(Data entries)
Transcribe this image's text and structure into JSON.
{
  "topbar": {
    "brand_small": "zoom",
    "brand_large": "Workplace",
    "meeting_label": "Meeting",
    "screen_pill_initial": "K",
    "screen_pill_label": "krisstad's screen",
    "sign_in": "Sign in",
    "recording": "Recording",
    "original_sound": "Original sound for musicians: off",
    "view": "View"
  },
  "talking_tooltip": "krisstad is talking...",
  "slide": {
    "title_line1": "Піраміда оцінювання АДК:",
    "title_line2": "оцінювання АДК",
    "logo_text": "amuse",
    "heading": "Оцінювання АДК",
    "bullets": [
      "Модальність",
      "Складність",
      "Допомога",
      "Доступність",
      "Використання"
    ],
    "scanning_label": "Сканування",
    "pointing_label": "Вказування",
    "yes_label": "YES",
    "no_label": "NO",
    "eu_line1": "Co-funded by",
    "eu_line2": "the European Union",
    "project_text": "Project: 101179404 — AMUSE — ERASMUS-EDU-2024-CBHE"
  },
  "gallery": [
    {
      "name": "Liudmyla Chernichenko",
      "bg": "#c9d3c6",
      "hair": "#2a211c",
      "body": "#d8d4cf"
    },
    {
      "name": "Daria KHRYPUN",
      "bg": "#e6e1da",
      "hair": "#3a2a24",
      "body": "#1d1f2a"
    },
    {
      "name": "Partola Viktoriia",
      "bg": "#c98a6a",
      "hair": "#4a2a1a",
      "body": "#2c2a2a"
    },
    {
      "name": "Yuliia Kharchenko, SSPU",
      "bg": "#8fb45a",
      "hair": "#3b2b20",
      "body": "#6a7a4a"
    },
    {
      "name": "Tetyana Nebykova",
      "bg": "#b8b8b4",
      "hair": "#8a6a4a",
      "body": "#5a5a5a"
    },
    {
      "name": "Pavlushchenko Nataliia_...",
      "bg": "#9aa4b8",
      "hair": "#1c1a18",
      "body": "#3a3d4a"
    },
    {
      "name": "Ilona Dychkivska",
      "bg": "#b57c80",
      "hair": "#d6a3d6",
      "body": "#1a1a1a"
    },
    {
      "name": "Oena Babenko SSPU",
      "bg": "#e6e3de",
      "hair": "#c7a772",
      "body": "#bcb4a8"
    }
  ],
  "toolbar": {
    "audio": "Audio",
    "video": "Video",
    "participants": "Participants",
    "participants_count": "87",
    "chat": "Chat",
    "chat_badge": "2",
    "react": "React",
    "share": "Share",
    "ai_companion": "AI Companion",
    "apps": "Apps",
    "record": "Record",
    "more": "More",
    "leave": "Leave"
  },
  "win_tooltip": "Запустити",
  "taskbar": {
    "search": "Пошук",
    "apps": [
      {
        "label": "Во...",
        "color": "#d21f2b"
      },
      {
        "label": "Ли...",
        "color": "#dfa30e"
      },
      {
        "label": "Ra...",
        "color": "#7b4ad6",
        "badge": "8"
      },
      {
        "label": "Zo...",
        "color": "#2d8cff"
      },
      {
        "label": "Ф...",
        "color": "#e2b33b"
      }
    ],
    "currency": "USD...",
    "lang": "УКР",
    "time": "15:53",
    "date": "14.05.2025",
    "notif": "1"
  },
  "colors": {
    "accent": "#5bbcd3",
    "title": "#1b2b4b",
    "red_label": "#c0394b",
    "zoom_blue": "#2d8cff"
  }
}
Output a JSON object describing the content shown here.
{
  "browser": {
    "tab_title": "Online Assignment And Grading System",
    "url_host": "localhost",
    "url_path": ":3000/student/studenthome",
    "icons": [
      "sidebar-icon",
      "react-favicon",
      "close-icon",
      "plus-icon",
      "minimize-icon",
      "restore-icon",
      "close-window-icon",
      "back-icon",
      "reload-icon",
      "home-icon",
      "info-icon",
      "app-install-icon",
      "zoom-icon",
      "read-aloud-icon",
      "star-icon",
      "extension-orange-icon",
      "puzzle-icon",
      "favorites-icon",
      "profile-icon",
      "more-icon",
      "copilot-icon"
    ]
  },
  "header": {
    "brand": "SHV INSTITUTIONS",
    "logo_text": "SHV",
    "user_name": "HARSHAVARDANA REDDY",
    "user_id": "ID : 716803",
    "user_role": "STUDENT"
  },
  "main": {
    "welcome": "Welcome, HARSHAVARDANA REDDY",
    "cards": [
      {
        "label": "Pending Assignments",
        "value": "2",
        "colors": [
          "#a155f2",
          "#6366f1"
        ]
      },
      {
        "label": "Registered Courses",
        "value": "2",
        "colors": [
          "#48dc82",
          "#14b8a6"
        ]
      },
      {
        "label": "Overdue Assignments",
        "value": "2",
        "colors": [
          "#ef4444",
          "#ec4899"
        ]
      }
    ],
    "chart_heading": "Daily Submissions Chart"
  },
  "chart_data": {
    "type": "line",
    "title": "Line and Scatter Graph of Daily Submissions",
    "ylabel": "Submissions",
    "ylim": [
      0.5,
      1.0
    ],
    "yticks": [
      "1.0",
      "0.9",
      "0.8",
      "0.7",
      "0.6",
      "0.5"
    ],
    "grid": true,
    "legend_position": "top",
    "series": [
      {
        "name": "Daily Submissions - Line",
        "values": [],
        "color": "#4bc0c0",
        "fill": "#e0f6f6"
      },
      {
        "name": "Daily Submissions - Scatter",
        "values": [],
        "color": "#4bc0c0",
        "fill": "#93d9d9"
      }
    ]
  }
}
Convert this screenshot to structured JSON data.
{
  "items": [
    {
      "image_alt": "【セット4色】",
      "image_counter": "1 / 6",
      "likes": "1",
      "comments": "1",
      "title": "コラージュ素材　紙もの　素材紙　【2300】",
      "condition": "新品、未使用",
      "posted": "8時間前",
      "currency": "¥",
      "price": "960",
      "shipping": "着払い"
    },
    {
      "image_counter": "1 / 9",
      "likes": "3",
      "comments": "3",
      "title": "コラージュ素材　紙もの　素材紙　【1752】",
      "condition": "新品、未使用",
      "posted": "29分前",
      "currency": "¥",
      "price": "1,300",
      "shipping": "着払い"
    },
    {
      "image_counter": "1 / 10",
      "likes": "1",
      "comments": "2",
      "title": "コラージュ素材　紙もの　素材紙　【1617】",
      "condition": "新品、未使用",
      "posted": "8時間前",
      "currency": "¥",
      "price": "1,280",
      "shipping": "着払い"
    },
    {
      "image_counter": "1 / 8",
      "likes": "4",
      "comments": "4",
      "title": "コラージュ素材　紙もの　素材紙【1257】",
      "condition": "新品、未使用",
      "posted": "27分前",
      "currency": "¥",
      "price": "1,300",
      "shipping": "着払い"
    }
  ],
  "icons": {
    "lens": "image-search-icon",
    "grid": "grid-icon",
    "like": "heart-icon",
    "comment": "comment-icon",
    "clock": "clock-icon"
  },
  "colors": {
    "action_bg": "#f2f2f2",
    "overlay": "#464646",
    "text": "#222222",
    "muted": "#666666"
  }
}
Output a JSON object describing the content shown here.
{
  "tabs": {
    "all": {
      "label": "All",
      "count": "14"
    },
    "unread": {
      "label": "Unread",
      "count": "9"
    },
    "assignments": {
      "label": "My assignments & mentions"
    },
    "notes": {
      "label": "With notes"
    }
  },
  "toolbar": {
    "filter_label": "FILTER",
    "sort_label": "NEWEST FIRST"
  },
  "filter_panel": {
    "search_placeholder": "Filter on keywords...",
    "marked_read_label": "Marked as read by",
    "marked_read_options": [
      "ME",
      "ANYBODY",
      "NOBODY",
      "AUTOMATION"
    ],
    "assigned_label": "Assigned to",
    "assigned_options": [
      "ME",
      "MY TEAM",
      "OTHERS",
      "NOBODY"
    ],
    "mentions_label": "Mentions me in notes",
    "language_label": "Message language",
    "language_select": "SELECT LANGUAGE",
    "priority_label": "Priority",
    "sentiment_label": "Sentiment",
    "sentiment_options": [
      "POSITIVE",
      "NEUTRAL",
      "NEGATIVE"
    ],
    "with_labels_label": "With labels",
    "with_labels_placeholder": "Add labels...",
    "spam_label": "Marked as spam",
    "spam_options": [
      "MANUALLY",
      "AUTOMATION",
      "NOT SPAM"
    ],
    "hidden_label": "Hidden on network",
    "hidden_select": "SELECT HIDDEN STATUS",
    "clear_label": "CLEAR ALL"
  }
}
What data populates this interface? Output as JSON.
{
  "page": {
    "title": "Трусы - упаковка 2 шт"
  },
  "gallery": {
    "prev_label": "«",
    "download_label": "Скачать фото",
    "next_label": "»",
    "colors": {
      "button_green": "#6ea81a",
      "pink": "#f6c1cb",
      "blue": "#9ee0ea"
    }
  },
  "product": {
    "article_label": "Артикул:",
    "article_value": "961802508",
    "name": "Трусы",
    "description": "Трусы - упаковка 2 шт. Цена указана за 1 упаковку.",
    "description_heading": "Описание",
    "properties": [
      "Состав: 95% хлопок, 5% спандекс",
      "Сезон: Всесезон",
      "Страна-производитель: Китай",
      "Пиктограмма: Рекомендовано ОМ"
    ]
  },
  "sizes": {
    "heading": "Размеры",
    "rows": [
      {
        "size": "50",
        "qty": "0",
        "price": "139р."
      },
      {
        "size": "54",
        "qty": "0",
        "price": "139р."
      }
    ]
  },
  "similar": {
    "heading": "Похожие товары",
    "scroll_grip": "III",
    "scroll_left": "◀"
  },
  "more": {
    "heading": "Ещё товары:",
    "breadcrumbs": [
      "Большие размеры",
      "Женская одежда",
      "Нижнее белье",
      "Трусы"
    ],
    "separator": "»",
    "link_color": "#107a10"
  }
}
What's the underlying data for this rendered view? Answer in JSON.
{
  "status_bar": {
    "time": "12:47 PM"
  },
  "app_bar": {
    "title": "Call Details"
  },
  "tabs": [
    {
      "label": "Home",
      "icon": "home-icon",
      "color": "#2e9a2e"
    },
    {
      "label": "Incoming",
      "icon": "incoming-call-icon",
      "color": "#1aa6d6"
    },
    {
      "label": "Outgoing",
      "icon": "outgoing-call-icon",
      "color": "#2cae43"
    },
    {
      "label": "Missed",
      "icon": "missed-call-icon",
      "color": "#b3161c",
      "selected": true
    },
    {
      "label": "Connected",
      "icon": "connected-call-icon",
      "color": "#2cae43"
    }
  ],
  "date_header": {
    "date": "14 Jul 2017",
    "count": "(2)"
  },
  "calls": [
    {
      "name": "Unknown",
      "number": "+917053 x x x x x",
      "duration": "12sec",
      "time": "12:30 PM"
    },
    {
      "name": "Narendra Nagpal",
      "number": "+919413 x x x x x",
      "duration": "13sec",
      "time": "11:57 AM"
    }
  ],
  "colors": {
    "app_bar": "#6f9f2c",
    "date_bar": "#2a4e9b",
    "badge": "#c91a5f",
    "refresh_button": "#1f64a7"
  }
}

SHORT TASK
Using the entries above, return each line that includes the word "number".

TASK RESULT
      "number": "+917053 x x x x x",
      "number": "+919413 x x x x x",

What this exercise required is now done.